>>>>>
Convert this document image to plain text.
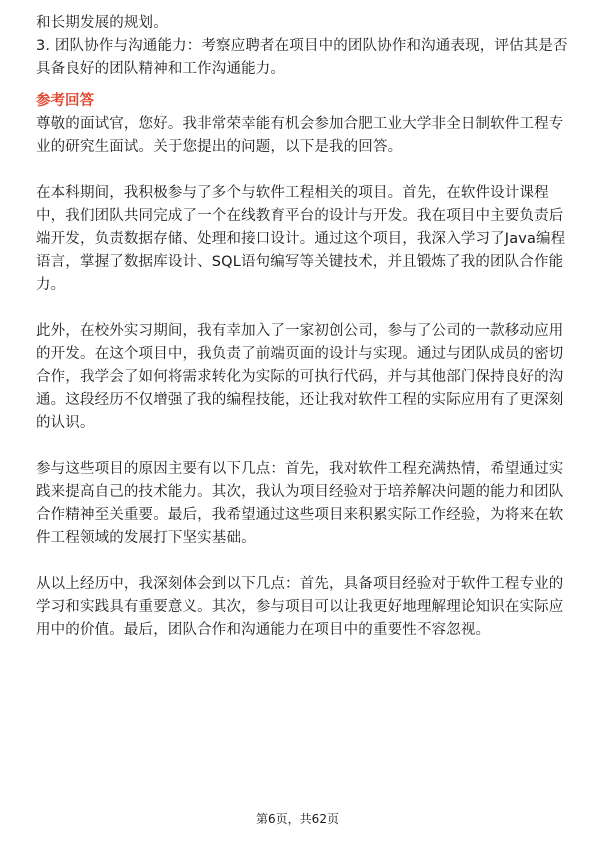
和长期发展的规划。
3. 团队协作与沟通能力：考察应聘者在项目中的团队协作和沟通表现，评估其是否
具备良好的团队精神和工作沟通能力。
参考回答
尊敬的面试官，您好。我非常荣幸能有机会参加合肥工业大学非全日制软件工程专
业的研究生面试。关于您提出的问题，以下是我的回答。
在本科期间，我积极参与了多个与软件工程相关的项目。首先，在软件设计课程
中，我们团队共同完成了一个在线教育平台的设计与开发。我在项目中主要负责后
端开发，负责数据存储、处理和接口设计。通过这个项目，我深入学习了Java编程
语言，掌握了数据库设计、SQL语句编写等关键技术，并且锻炼了我的团队合作能
力。
此外，在校外实习期间，我有幸加入了一家初创公司，参与了公司的一款移动应用
的开发。在这个项目中，我负责了前端页面的设计与实现。通过与团队成员的密切
合作，我学会了如何将需求转化为实际的可执行代码，并与其他部门保持良好的沟
通。这段经历不仅增强了我的编程技能，还让我对软件工程的实际应用有了更深刻
的认识。
参与这些项目的原因主要有以下几点：首先，我对软件工程充满热情，希望通过实
践来提高自己的技术能力。其次，我认为项目经验对于培养解决问题的能力和团队
合作精神至关重要。最后，我希望通过这些项目来积累实际工作经验，为将来在软
件工程领域的发展打下坚实基础。
从以上经历中，我深刻体会到以下几点：首先，具备项目经验对于软件工程专业的
学习和实践具有重要意义。其次，参与项目可以让我更好地理解理论知识在实际应
用中的价值。最后，团队合作和沟通能力在项目中的重要性不容忽视。
第6页，共62页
<<<<<
**GIVEN INSTRUCTION**
Reproduce the material above in full and without alteration, but skip all pictures.

**RESULT**
Convert this document image to plain text.
和长期发展的规划。
3. 团队协作与沟通能力：考察应聘者在项目中的团队协作和沟通表现，评估其是否
具备良好的团队精神和工作沟通能力。
参考回答
尊敬的面试官，您好。我非常荣幸能有机会参加合肥工业大学非全日制软件工程专
业的研究生面试。关于您提出的问题，以下是我的回答。
在本科期间，我积极参与了多个与软件工程相关的项目。首先，在软件设计课程
中，我们团队共同完成了一个在线教育平台的设计与开发。我在项目中主要负责后
端开发，负责数据存储、处理和接口设计。通过这个项目，我深入学习了Java编程
语言，掌握了数据库设计、SQL语句编写等关键技术，并且锻炼了我的团队合作能
力。
此外，在校外实习期间，我有幸加入了一家初创公司，参与了公司的一款移动应用
的开发。在这个项目中，我负责了前端页面的设计与实现。通过与团队成员的密切
合作，我学会了如何将需求转化为实际的可执行代码，并与其他部门保持良好的沟
通。这段经历不仅增强了我的编程技能，还让我对软件工程的实际应用有了更深刻
的认识。
参与这些项目的原因主要有以下几点：首先，我对软件工程充满热情，希望通过实
践来提高自己的技术能力。其次，我认为项目经验对于培养解决问题的能力和团队
合作精神至关重要。最后，我希望通过这些项目来积累实际工作经验，为将来在软
件工程领域的发展打下坚实基础。
从以上经历中，我深刻体会到以下几点：首先，具备项目经验对于软件工程专业的
学习和实践具有重要意义。其次，参与项目可以让我更好地理解理论知识在实际应
用中的价值。最后，团队合作和沟通能力在项目中的重要性不容忽视。
第6页，共62页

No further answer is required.